Locate each line in the records containing "name". Copy it.

━━━━

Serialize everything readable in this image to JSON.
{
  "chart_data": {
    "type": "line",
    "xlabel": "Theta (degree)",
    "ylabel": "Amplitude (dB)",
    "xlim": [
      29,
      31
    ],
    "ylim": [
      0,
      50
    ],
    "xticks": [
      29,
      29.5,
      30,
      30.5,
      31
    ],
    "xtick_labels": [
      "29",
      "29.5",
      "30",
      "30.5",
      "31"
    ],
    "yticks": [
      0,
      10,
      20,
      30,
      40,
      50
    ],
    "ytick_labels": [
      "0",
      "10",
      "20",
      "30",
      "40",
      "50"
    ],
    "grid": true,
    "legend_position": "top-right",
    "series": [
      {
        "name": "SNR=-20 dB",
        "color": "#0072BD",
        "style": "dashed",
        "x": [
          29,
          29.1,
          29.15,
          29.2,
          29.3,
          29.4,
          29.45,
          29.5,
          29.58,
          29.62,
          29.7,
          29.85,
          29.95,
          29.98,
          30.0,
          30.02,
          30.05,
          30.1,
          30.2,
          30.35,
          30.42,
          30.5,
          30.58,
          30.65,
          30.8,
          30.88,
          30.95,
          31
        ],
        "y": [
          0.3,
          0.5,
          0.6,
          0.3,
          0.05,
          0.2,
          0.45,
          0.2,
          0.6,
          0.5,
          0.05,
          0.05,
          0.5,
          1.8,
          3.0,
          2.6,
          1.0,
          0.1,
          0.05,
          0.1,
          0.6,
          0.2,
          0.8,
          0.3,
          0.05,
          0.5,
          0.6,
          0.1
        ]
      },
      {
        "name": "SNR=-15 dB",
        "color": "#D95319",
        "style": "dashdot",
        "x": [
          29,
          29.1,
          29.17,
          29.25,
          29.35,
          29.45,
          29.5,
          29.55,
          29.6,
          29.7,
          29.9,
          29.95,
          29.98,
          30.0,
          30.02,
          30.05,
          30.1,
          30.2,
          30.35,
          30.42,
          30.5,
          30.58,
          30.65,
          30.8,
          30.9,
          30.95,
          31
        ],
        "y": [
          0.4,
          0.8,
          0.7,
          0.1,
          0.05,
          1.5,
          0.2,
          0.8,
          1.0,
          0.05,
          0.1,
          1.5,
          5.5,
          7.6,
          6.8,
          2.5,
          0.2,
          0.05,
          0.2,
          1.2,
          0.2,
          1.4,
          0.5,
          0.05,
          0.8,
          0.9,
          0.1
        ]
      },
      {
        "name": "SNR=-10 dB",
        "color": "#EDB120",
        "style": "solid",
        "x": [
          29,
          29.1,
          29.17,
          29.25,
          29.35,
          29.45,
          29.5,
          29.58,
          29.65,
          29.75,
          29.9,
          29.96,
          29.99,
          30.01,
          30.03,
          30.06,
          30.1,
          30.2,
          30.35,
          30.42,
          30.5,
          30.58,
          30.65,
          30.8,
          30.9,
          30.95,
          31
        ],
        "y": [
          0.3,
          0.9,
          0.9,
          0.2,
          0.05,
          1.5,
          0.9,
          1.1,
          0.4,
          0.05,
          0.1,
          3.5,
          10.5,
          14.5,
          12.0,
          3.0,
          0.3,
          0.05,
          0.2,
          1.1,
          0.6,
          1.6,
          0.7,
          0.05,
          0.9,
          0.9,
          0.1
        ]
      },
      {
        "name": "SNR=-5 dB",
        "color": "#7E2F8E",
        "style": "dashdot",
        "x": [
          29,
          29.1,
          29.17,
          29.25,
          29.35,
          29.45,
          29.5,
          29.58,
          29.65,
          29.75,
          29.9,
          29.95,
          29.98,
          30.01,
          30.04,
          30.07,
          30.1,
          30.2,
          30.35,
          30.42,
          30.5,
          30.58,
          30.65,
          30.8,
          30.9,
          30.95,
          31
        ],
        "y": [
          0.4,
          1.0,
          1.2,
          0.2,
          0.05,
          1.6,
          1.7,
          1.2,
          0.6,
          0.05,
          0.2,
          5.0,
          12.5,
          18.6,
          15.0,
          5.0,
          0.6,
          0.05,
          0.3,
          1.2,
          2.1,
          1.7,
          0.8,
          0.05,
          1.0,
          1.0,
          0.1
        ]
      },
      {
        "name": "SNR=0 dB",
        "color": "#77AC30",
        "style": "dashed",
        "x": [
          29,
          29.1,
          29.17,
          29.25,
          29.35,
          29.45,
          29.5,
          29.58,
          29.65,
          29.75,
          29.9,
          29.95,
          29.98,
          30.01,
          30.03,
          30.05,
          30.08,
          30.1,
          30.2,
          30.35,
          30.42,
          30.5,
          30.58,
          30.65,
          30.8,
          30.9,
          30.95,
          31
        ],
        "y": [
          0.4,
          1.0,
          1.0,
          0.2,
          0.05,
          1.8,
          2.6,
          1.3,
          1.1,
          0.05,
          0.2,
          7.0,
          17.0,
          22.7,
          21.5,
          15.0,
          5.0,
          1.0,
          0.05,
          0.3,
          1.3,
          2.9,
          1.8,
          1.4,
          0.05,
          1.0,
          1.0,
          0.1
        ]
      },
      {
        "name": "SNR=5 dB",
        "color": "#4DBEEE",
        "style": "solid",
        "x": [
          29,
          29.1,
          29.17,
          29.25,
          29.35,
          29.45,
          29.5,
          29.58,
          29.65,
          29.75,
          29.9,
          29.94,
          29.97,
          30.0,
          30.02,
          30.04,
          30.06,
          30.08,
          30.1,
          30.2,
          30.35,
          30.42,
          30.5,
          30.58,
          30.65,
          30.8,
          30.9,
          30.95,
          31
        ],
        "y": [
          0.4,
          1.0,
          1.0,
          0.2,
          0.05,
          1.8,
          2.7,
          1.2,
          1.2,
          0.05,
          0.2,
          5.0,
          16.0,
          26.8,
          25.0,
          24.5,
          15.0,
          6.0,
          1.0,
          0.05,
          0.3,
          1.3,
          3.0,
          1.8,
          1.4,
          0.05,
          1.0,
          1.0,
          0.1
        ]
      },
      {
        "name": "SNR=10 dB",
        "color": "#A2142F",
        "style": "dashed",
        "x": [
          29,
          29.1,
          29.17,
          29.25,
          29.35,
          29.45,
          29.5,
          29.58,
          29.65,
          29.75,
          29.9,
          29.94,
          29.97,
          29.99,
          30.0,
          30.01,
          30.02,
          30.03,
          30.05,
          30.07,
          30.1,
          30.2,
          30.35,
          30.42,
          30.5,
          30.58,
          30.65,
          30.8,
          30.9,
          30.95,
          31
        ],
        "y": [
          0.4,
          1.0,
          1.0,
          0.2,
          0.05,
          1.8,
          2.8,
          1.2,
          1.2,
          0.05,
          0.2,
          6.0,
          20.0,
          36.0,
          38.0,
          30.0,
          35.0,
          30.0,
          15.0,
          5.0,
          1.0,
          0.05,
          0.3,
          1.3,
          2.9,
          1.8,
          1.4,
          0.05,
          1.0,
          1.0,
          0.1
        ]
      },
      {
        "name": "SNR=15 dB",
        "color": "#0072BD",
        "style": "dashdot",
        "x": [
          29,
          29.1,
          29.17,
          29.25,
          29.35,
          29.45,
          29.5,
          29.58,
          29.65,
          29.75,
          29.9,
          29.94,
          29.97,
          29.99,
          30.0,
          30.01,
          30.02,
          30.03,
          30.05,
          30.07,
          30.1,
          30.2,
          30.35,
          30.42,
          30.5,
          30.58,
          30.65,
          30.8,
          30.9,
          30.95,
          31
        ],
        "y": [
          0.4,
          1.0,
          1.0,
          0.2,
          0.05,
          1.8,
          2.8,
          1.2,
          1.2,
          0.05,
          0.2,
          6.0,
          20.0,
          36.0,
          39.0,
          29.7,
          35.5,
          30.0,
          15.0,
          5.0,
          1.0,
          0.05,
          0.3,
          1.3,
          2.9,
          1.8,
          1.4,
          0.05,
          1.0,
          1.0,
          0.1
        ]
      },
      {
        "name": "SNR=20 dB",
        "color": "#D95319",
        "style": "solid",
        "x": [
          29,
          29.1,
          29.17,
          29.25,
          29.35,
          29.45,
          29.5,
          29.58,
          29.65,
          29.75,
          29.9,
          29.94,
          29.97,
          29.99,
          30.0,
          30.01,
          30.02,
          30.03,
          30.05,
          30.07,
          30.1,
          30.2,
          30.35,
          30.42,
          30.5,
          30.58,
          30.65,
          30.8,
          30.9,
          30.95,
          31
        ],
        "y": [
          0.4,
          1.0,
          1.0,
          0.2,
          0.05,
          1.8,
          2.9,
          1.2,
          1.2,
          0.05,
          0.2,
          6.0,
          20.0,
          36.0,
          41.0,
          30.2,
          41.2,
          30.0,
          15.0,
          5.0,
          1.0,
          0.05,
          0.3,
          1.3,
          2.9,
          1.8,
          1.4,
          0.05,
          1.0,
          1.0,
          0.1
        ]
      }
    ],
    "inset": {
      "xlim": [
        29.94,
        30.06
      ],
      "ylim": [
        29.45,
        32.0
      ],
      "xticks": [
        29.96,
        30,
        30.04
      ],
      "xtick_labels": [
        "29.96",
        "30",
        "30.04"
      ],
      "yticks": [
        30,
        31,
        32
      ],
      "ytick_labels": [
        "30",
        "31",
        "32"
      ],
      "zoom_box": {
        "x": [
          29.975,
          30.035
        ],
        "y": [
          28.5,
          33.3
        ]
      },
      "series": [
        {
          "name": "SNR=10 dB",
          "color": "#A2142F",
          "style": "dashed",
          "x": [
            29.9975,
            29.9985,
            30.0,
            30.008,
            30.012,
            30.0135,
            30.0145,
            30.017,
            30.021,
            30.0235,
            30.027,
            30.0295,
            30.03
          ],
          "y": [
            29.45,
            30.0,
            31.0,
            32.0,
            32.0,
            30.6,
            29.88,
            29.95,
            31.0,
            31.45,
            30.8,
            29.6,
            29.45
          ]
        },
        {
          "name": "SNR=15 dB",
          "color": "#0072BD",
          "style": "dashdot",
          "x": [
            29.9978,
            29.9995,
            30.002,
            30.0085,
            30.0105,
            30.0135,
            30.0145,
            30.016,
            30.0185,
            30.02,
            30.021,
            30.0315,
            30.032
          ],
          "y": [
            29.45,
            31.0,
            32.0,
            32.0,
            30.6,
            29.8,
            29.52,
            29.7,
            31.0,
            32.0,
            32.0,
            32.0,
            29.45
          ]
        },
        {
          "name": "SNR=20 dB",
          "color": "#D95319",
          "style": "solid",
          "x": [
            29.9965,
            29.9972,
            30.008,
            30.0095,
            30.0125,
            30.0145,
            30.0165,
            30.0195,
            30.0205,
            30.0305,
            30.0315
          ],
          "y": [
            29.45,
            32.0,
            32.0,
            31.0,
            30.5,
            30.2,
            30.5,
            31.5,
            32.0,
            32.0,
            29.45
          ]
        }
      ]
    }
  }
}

━━━━

> _Complete output_:
        "name": "SNR=-20 dB",
        "name": "SNR=-15 dB",
        "name": "SNR=-10 dB",
        "name": "SNR=-5 dB",
        "name": "SNR=0 dB",
        "name": "SNR=5 dB",
        "name": "SNR=10 dB",
        "name": "SNR=15 dB",
        "name": "SNR=20 dB",
          "name": "SNR=10 dB",
          "name": "SNR=15 dB",
          "name": "SNR=20 dB",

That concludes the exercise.